— The task —
Look through the data and write out every line with the word "JSON" in it.

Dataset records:
* START *
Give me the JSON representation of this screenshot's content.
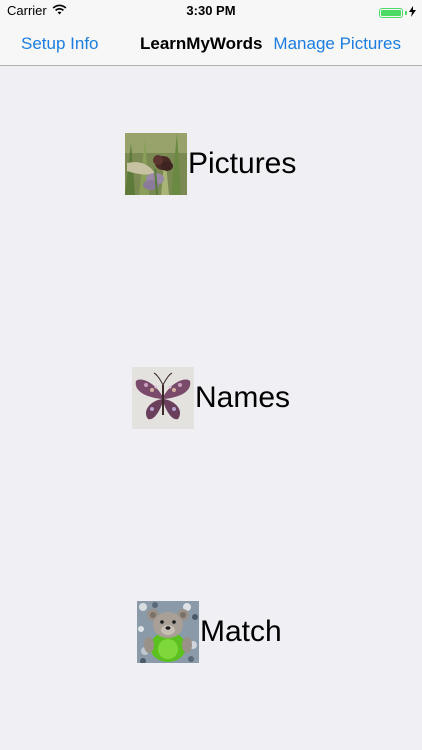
{
  "status_bar": {
    "carrier": "Carrier",
    "time": "3:30 PM"
  },
  "nav": {
    "left_button": "Setup Info",
    "title": "LearnMyWords",
    "right_button": "Manage Pictures"
  },
  "menu": {
    "items": [
      {
        "label": "Pictures",
        "icon": "flower-photo"
      },
      {
        "label": "Names",
        "icon": "butterfly-photo"
      },
      {
        "label": "Match",
        "icon": "teddy-bear-photo"
      }
    ]
  },
  "colors": {
    "background": "#efeff4",
    "bar": "#f7f7f7",
    "tint": "#1a7de0",
    "battery": "#4cd964"
  }
}
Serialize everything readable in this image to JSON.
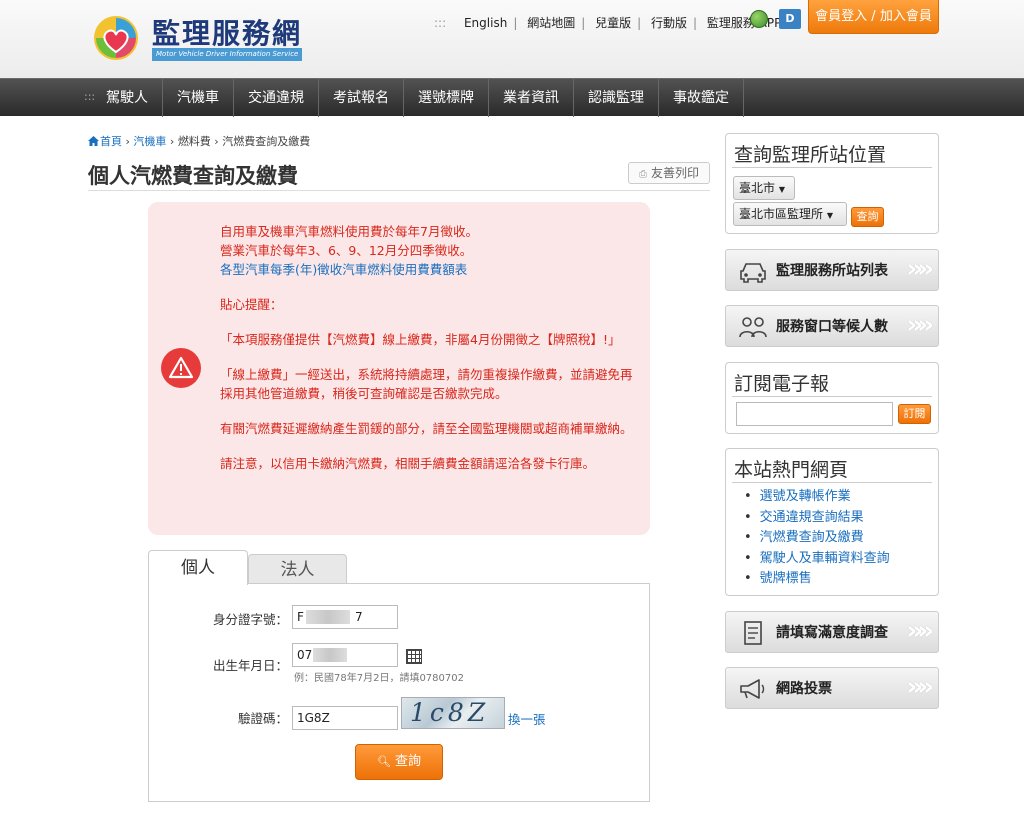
{
  "header": {
    "logo_title": "監理服務網",
    "logo_subtitle": "Motor Vehicle Driver Information Service",
    "top_links": [
      "English",
      "網站地圖",
      "兒童版",
      "行動版",
      "監理服務 APP"
    ],
    "top_links_dots": ":::",
    "db_icon_text": "D",
    "login_label": "會員登入 / 加入會員"
  },
  "nav": {
    "dots": ":::",
    "items": [
      "駕駛人",
      "汽機車",
      "交通違規",
      "考試報名",
      "選號標牌",
      "業者資訊",
      "認識監理",
      "事故鑑定"
    ]
  },
  "breadcrumb": {
    "items": [
      "首頁",
      "汽機車",
      "燃料費",
      "汽燃費查詢及繳費"
    ],
    "separator": " › "
  },
  "page": {
    "title": "個人汽燃費查詢及繳費",
    "print_label": "友善列印"
  },
  "notice": {
    "line1": "自用車及機車汽車燃料使用費於每年7月徵收。",
    "line2": "營業汽車於每年3、6、9、12月分四季徵收。",
    "link": "各型汽車每季(年)徵收汽車燃料使用費費額表",
    "reminder_title": "貼心提醒：",
    "p1": "「本項服務僅提供【汽燃費】線上繳費，非屬4月份開徵之【牌照稅】!」",
    "p2": "「線上繳費」一經送出，系統將持續處理，請勿重複操作繳費，並請避免再採用其他管道繳費，稍後可查詢確認是否繳款完成。",
    "p3": "有關汽燃費延遲繳納產生罰鍰的部分，請至全國監理機關或超商補單繳納。",
    "p4": "請注意，以信用卡繳納汽燃費，相關手續費金額請逕洽各發卡行庫。"
  },
  "tabs": [
    {
      "label": "個人",
      "active": true
    },
    {
      "label": "法人",
      "active": false
    }
  ],
  "form": {
    "id_label": "身分證字號：",
    "id_value_prefix": "F",
    "id_value_suffix": "7",
    "birth_label": "出生年月日：",
    "birth_value": "07",
    "birth_hint": "例：民國78年7月2日，請填0780702",
    "captcha_label": "驗證碼：",
    "captcha_value": "1G8Z",
    "captcha_image_text": "1c8Z",
    "refresh_label": "換一張",
    "submit_label": "查詢"
  },
  "sidebar": {
    "office_box": {
      "title": "查詢監理所站位置",
      "city": "臺北市",
      "office": "臺北市區監理所",
      "query_label": "查詢"
    },
    "btn_station_list": "監理服務所站列表",
    "btn_waiting": "服務窗口等候人數",
    "subscribe": {
      "title": "訂閱電子報",
      "email_value": "",
      "button_label": "訂閱"
    },
    "hot_pages": {
      "title": "本站熱門網頁",
      "items": [
        "選號及轉帳作業",
        "交通違規查詢結果",
        "汽燃費查詢及繳費",
        "駕駛人及車輛資料查詢",
        "號牌標售"
      ]
    },
    "btn_survey": "請填寫滿意度調查",
    "btn_vote": "網路投票",
    "chevron": "»»"
  },
  "colors": {
    "accent_orange": "#ee7a0c",
    "link_blue": "#1a6fbf",
    "notice_red": "#d9271c",
    "notice_bg": "#fbe7e7",
    "nav_dark": "#2a2a2a"
  }
}
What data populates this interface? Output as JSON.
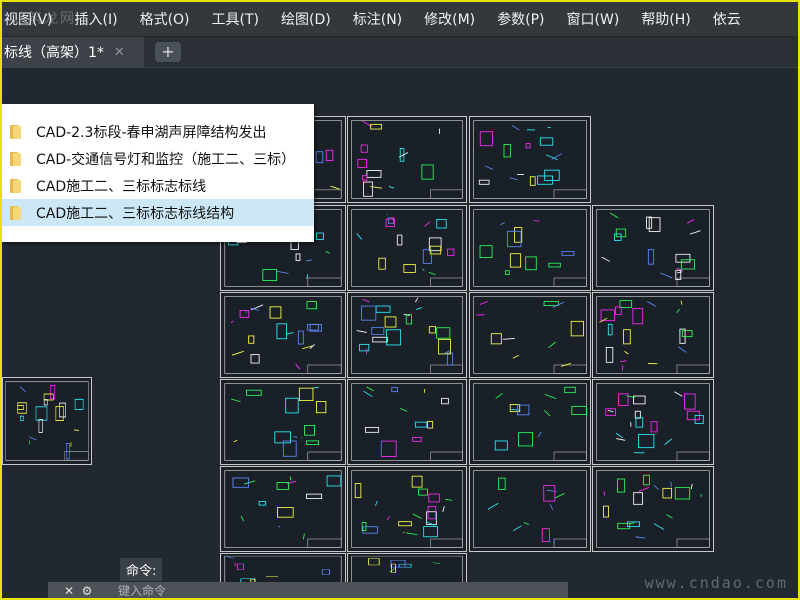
* END *
— Result of this exercise —
Give me the JSON representation of this screenshot's content.
Serialize everything readable in this image to JSON.
What data populates this interface? Output as JSON.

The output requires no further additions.